YOUR OBJECTIVE> Below are some records. Pull every line that contains the word "structured".

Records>
□ □ □ □ □

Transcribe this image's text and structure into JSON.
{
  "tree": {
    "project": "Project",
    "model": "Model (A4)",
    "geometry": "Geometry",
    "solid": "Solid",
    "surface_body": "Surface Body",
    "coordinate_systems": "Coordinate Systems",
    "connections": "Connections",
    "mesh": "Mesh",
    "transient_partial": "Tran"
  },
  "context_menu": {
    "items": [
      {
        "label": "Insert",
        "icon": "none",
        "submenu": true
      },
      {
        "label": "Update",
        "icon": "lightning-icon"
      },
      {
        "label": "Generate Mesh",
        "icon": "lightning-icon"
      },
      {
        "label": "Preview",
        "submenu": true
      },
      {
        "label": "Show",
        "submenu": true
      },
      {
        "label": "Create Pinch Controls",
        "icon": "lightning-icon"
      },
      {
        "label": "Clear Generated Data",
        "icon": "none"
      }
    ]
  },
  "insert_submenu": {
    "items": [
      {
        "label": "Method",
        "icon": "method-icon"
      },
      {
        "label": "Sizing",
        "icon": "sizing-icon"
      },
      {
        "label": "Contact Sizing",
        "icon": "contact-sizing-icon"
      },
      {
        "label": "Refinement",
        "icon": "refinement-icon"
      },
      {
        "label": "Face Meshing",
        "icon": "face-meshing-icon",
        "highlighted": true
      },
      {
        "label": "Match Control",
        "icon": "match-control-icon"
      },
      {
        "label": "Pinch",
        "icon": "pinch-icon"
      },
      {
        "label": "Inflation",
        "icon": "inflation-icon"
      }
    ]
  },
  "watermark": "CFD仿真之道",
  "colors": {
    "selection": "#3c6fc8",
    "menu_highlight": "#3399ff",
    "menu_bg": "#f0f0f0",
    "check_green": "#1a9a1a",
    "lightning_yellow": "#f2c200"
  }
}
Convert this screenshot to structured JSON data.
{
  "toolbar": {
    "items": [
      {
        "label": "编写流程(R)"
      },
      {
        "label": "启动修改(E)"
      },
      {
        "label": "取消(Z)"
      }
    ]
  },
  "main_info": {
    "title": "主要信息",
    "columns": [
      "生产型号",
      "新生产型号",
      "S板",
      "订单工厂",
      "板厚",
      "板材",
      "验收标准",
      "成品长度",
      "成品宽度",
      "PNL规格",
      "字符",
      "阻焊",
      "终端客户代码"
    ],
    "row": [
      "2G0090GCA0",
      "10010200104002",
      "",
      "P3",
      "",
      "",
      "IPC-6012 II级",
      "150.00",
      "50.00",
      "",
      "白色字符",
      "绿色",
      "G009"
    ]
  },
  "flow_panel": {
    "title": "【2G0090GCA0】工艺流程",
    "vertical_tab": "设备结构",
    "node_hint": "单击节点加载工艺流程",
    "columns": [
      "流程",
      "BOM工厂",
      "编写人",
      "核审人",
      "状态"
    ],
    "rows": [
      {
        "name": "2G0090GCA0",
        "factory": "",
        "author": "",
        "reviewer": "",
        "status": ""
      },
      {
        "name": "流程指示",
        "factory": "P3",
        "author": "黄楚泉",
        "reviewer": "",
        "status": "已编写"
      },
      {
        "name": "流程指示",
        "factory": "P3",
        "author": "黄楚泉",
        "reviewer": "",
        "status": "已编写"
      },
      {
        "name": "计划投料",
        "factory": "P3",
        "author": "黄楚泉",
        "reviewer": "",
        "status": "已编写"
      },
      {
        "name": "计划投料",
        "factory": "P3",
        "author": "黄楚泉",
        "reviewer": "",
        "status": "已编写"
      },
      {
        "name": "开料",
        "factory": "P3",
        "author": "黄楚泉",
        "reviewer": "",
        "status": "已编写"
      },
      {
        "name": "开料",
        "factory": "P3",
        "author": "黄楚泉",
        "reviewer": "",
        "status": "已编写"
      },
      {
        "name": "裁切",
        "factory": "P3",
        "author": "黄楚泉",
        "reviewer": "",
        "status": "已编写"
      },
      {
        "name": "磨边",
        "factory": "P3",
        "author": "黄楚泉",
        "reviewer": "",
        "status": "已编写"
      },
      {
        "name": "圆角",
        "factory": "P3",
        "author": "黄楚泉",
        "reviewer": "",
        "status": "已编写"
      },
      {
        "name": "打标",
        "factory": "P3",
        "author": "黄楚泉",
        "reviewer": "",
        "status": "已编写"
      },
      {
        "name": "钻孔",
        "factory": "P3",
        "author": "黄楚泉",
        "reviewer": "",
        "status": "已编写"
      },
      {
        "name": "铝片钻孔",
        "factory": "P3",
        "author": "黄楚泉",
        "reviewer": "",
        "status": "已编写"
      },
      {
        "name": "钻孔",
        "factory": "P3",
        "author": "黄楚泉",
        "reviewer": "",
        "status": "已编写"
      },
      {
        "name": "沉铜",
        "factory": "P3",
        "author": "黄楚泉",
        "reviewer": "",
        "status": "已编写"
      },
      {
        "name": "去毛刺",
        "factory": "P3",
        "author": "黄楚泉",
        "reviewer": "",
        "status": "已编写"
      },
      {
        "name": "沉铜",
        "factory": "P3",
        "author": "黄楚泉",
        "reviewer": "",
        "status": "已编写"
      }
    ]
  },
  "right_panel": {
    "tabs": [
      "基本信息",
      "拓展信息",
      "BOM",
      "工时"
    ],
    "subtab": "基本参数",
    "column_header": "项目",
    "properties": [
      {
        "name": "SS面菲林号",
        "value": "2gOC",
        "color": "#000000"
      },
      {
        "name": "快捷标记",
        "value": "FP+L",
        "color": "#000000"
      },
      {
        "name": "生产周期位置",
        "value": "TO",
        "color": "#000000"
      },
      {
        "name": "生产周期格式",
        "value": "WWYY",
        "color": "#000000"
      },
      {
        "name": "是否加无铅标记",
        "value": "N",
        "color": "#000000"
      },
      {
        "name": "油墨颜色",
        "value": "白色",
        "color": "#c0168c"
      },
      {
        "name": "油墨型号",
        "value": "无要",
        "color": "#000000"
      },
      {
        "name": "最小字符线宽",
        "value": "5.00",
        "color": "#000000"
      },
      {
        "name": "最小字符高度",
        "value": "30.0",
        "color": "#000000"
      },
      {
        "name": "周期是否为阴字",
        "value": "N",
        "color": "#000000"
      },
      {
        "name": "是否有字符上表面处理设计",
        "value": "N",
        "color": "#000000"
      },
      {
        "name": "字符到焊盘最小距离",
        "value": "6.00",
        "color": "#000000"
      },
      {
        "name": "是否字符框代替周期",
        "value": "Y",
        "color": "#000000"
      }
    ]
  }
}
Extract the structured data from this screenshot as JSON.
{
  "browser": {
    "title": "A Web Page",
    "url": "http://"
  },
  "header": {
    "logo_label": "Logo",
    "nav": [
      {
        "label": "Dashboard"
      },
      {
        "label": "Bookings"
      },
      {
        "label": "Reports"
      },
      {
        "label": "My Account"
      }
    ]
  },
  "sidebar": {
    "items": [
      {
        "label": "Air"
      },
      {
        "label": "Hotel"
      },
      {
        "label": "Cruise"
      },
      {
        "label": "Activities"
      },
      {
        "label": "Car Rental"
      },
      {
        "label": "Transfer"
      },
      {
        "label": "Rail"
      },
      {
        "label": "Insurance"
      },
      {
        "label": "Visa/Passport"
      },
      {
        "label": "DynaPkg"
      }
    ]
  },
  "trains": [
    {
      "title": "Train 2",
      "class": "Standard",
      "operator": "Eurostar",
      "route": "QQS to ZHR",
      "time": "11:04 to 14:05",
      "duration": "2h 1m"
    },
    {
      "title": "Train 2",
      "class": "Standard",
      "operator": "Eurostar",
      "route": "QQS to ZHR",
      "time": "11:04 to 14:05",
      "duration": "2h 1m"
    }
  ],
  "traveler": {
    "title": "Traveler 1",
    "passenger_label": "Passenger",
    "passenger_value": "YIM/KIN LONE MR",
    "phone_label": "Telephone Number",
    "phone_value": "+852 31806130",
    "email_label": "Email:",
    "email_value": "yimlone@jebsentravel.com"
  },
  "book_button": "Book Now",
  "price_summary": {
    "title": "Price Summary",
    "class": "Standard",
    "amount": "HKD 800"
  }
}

□ □ □ □ □

ANSWER TO THE PROBLEM>
Convert this screenshot to structured JSON data.
Extract the structured data from this screenshot as JSON.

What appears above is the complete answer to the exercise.